┌──
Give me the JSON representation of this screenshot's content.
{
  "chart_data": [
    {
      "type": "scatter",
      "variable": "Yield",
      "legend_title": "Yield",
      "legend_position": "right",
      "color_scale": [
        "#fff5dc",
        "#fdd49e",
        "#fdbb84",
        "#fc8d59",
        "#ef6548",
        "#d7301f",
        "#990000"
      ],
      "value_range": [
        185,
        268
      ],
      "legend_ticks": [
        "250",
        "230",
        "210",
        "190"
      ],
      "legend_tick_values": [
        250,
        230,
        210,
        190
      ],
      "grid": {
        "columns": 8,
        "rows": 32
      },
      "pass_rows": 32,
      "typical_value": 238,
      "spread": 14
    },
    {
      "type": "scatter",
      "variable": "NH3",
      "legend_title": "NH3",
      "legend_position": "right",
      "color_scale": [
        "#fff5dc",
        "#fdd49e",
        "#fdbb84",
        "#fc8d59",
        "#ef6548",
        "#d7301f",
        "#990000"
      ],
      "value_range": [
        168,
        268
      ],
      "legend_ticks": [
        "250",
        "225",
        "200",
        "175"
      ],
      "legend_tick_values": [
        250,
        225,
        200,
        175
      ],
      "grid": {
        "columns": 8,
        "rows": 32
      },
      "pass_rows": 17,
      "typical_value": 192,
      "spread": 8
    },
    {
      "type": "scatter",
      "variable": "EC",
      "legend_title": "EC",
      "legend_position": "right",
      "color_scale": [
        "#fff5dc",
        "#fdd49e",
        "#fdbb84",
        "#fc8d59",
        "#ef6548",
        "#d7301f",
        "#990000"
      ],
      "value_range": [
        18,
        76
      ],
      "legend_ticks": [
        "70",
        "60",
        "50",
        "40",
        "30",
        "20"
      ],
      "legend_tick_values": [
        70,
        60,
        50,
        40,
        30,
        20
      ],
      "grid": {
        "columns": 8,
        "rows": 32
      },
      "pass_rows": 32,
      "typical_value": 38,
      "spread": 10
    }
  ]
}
└──
Set task
Output all of the data above without any alteration.

Answer in full
Give me the JSON representation of this screenshot's content.
{
  "chart_data": [
    {
      "type": "scatter",
      "variable": "Yield",
      "legend_title": "Yield",
      "legend_position": "right",
      "color_scale": [
        "#fff5dc",
        "#fdd49e",
        "#fdbb84",
        "#fc8d59",
        "#ef6548",
        "#d7301f",
        "#990000"
      ],
      "value_range": [
        185,
        268
      ],
      "legend_ticks": [
        "250",
        "230",
        "210",
        "190"
      ],
      "legend_tick_values": [
        250,
        230,
        210,
        190
      ],
      "grid": {
        "columns": 8,
        "rows": 32
      },
      "pass_rows": 32,
      "typical_value": 238,
      "spread": 14
    },
    {
      "type": "scatter",
      "variable": "NH3",
      "legend_title": "NH3",
      "legend_position": "right",
      "color_scale": [
        "#fff5dc",
        "#fdd49e",
        "#fdbb84",
        "#fc8d59",
        "#ef6548",
        "#d7301f",
        "#990000"
      ],
      "value_range": [
        168,
        268
      ],
      "legend_ticks": [
        "250",
        "225",
        "200",
        "175"
      ],
      "legend_tick_values": [
        250,
        225,
        200,
        175
      ],
      "grid": {
        "columns": 8,
        "rows": 32
      },
      "pass_rows": 17,
      "typical_value": 192,
      "spread": 8
    },
    {
      "type": "scatter",
      "variable": "EC",
      "legend_title": "EC",
      "legend_position": "right",
      "color_scale": [
        "#fff5dc",
        "#fdd49e",
        "#fdbb84",
        "#fc8d59",
        "#ef6548",
        "#d7301f",
        "#990000"
      ],
      "value_range": [
        18,
        76
      ],
      "legend_ticks": [
        "70",
        "60",
        "50",
        "40",
        "30",
        "20"
      ],
      "legend_tick_values": [
        70,
        60,
        50,
        40,
        30,
        20
      ],
      "grid": {
        "columns": 8,
        "rows": 32
      },
      "pass_rows": 32,
      "typical_value": 38,
      "spread": 10
    }
  ]
}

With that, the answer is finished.